▶ WHAT IS NEEDED
Copy every line of the listing exactly.

▶ EXTRACTED MATERIAL
[start]
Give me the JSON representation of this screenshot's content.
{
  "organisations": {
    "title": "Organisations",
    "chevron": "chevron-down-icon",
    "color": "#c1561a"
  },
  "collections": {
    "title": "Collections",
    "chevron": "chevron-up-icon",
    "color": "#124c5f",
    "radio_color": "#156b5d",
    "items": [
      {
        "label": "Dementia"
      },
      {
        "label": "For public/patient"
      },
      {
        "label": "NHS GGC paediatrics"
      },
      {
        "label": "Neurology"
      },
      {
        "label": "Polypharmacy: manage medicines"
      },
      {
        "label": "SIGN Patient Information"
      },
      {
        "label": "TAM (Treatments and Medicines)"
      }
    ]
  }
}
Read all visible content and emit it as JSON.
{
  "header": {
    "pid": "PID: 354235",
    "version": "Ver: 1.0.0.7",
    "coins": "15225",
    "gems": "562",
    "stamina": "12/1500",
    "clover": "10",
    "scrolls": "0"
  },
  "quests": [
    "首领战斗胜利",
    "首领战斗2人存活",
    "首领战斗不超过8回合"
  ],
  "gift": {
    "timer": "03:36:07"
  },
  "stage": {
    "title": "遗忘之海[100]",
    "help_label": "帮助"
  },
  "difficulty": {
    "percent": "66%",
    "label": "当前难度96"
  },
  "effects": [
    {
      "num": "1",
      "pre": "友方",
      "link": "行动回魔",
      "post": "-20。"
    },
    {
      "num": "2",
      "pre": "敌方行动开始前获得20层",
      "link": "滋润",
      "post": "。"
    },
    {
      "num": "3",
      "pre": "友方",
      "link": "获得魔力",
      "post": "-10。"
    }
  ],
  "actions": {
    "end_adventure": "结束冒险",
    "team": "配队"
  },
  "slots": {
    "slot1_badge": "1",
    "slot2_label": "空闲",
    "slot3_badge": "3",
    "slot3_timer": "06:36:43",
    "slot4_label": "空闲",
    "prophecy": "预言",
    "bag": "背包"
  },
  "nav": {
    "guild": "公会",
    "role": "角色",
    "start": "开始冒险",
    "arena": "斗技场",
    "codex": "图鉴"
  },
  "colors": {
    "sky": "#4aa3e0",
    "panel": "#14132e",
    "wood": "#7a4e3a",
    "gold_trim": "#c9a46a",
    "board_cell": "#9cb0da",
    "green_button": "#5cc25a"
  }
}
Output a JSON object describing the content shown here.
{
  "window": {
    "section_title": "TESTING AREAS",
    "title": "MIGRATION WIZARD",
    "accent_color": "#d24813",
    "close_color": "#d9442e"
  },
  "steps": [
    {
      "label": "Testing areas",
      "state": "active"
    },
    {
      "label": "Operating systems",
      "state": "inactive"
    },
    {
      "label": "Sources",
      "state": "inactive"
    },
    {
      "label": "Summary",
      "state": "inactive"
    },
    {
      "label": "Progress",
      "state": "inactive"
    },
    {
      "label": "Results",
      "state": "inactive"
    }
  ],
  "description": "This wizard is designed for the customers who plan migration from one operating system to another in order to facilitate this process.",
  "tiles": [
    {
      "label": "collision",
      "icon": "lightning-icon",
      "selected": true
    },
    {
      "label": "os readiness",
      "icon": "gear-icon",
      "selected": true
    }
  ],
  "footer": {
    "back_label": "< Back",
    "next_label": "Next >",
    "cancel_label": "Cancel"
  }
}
[end]
▶ TASK ANSWER
Give me the JSON representation of this screenshot's content.
{
  "organisations": {
    "title": "Organisations",
    "chevron": "chevron-down-icon",
    "color": "#c1561a"
  },
  "collections": {
    "title": "Collections",
    "chevron": "chevron-up-icon",
    "color": "#124c5f",
    "radio_color": "#156b5d",
    "items": [
      {
        "label": "Dementia"
      },
      {
        "label": "For public/patient"
      },
      {
        "label": "NHS GGC paediatrics"
      },
      {
        "label": "Neurology"
      },
      {
        "label": "Polypharmacy: manage medicines"
      },
      {
        "label": "SIGN Patient Information"
      },
      {
        "label": "TAM (Treatments and Medicines)"
      }
    ]
  }
}
Read all visible content and emit it as JSON.
{
  "header": {
    "pid": "PID: 354235",
    "version": "Ver: 1.0.0.7",
    "coins": "15225",
    "gems": "562",
    "stamina": "12/1500",
    "clover": "10",
    "scrolls": "0"
  },
  "quests": [
    "首领战斗胜利",
    "首领战斗2人存活",
    "首领战斗不超过8回合"
  ],
  "gift": {
    "timer": "03:36:07"
  },
  "stage": {
    "title": "遗忘之海[100]",
    "help_label": "帮助"
  },
  "difficulty": {
    "percent": "66%",
    "label": "当前难度96"
  },
  "effects": [
    {
      "num": "1",
      "pre": "友方",
      "link": "行动回魔",
      "post": "-20。"
    },
    {
      "num": "2",
      "pre": "敌方行动开始前获得20层",
      "link": "滋润",
      "post": "。"
    },
    {
      "num": "3",
      "pre": "友方",
      "link": "获得魔力",
      "post": "-10。"
    }
  ],
  "actions": {
    "end_adventure": "结束冒险",
    "team": "配队"
  },
  "slots": {
    "slot1_badge": "1",
    "slot2_label": "空闲",
    "slot3_badge": "3",
    "slot3_timer": "06:36:43",
    "slot4_label": "空闲",
    "prophecy": "预言",
    "bag": "背包"
  },
  "nav": {
    "guild": "公会",
    "role": "角色",
    "start": "开始冒险",
    "arena": "斗技场",
    "codex": "图鉴"
  },
  "colors": {
    "sky": "#4aa3e0",
    "panel": "#14132e",
    "wood": "#7a4e3a",
    "gold_trim": "#c9a46a",
    "board_cell": "#9cb0da",
    "green_button": "#5cc25a"
  }
}
Output a JSON object describing the content shown here.
{
  "window": {
    "section_title": "TESTING AREAS",
    "title": "MIGRATION WIZARD",
    "accent_color": "#d24813",
    "close_color": "#d9442e"
  },
  "steps": [
    {
      "label": "Testing areas",
      "state": "active"
    },
    {
      "label": "Operating systems",
      "state": "inactive"
    },
    {
      "label": "Sources",
      "state": "inactive"
    },
    {
      "label": "Summary",
      "state": "inactive"
    },
    {
      "label": "Progress",
      "state": "inactive"
    },
    {
      "label": "Results",
      "state": "inactive"
    }
  ],
  "description": "This wizard is designed for the customers who plan migration from one operating system to another in order to facilitate this process.",
  "tiles": [
    {
      "label": "collision",
      "icon": "lightning-icon",
      "selected": true
    },
    {
      "label": "os readiness",
      "icon": "gear-icon",
      "selected": true
    }
  ],
  "footer": {
    "back_label": "< Back",
    "next_label": "Next >",
    "cancel_label": "Cancel"
  }
}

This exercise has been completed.